┌────────

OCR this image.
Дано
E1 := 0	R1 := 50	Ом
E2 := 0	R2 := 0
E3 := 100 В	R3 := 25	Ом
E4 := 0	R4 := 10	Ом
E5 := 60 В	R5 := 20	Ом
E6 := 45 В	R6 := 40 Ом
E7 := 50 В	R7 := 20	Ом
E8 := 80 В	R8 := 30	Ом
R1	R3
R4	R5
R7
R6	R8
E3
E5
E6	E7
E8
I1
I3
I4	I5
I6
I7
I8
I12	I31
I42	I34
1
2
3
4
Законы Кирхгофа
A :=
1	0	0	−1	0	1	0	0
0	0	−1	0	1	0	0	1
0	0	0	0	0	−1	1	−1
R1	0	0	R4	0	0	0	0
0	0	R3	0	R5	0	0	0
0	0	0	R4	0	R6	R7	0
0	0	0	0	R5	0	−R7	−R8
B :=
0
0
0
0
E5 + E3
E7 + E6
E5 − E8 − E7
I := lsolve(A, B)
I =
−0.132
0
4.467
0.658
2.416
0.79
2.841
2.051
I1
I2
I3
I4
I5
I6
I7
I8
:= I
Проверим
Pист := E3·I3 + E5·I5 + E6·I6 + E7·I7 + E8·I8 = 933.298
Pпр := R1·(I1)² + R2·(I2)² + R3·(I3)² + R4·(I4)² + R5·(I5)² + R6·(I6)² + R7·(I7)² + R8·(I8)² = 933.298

└────────

WHAT YOU WILL DO — Go back to the listing above and please repeat it exactly.

TASK SOLUTION —
OCR this image.
Дано
E1 := 0	R1 := 50	Ом
E2 := 0	R2 := 0
E3 := 100 В	R3 := 25	Ом
E4 := 0	R4 := 10	Ом
E5 := 60 В	R5 := 20	Ом
E6 := 45 В	R6 := 40 Ом
E7 := 50 В	R7 := 20	Ом
E8 := 80 В	R8 := 30	Ом
R1	R3
R4	R5
R7
R6	R8
E3
E5
E6	E7
E8
I1
I3
I4	I5
I6
I7
I8
I12	I31
I42	I34
1
2
3
4
Законы Кирхгофа
A :=
1	0	0	−1	0	1	0	0
0	0	−1	0	1	0	0	1
0	0	0	0	0	−1	1	−1
R1	0	0	R4	0	0	0	0
0	0	R3	0	R5	0	0	0
0	0	0	R4	0	R6	R7	0
0	0	0	0	R5	0	−R7	−R8
B :=
0
0
0
0
E5 + E3
E7 + E6
E5 − E8 − E7
I := lsolve(A, B)
I =
−0.132
0
4.467
0.658
2.416
0.79
2.841
2.051
I1
I2
I3
I4
I5
I6
I7
I8
:= I
Проверим
Pист := E3·I3 + E5·I5 + E6·I6 + E7·I7 + E8·I8 = 933.298
Pпр := R1·(I1)² + R2·(I2)² + R3·(I3)² + R4·(I4)² + R5·(I5)² + R6·(I6)² + R7·(I7)² + R8·(I8)² = 933.298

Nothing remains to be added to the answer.